-- Begin --

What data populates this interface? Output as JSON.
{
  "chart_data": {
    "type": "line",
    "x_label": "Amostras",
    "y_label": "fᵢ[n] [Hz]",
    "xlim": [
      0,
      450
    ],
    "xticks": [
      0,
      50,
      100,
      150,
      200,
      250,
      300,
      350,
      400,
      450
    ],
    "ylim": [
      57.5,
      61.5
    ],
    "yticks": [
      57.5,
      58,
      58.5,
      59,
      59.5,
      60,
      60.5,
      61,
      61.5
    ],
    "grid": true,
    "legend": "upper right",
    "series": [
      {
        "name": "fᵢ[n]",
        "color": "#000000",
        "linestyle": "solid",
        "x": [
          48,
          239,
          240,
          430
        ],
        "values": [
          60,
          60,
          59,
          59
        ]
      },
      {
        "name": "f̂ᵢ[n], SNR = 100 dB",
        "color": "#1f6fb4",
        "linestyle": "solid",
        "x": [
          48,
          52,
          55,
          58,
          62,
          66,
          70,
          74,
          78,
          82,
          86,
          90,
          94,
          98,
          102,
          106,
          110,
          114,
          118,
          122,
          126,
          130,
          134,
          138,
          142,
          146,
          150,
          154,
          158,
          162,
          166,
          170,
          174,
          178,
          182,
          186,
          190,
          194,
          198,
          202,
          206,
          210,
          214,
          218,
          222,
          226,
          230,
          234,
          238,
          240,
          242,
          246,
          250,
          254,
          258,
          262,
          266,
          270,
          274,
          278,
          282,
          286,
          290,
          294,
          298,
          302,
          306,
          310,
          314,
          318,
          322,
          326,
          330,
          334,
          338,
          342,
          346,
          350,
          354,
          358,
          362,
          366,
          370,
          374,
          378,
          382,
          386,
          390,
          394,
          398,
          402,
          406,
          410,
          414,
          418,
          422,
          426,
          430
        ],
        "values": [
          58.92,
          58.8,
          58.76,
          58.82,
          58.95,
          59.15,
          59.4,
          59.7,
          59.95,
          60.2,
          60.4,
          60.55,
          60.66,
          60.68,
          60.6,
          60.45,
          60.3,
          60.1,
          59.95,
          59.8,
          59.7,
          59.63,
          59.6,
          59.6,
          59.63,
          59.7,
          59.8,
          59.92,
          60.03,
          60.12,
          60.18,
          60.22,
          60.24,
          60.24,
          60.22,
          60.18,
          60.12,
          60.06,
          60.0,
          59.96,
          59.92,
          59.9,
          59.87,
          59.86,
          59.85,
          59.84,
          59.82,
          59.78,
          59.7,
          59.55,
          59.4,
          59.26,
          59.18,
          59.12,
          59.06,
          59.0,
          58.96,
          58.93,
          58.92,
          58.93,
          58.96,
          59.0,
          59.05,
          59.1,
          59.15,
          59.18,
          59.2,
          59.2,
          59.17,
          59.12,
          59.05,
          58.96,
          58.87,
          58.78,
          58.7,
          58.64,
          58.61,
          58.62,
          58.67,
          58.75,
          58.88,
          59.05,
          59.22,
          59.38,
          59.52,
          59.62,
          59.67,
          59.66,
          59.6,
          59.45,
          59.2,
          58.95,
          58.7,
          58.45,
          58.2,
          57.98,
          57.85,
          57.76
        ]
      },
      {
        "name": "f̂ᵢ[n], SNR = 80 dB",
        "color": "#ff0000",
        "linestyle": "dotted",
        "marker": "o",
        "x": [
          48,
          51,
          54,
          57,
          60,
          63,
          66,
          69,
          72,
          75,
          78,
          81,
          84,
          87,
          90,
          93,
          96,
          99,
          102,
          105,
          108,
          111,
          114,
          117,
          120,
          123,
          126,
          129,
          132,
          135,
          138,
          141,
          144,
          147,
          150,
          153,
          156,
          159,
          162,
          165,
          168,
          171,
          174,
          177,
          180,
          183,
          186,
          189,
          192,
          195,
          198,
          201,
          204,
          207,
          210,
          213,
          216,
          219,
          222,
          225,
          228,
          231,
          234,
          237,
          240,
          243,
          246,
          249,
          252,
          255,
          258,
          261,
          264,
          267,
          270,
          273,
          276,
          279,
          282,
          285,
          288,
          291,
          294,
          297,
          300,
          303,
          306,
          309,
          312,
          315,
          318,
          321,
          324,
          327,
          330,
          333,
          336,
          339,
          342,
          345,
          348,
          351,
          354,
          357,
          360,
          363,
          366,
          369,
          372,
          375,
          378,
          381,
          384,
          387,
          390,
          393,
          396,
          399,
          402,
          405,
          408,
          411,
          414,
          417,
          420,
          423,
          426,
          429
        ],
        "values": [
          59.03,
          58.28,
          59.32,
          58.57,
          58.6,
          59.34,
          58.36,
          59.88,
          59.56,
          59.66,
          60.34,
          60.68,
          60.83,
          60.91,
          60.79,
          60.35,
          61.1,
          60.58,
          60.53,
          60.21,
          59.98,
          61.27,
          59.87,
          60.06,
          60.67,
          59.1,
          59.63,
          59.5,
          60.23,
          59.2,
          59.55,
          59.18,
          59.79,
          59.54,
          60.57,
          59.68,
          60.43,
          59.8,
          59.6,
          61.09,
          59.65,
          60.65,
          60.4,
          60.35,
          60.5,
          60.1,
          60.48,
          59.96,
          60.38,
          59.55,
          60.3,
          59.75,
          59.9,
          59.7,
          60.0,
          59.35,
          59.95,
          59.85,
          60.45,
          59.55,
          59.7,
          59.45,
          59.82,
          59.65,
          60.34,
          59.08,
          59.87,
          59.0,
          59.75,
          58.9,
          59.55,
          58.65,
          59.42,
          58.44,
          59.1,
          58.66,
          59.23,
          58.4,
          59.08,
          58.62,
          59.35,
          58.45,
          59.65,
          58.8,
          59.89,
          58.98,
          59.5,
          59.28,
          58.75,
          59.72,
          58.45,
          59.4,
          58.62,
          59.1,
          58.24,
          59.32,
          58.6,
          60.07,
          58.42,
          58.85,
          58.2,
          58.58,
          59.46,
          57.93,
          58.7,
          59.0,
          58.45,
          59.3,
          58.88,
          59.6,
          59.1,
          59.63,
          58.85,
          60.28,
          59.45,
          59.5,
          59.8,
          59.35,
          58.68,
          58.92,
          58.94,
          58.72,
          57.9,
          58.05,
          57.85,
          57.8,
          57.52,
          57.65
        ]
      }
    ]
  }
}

-- End --

• What is asked
Note every line above where the string "name" shows up, and copy those lines.

• Exercise solution
        "name": "fᵢ[n]",
        "name": "f̂ᵢ[n], SNR = 100 dB",
        "name": "f̂ᵢ[n], SNR = 80 dB",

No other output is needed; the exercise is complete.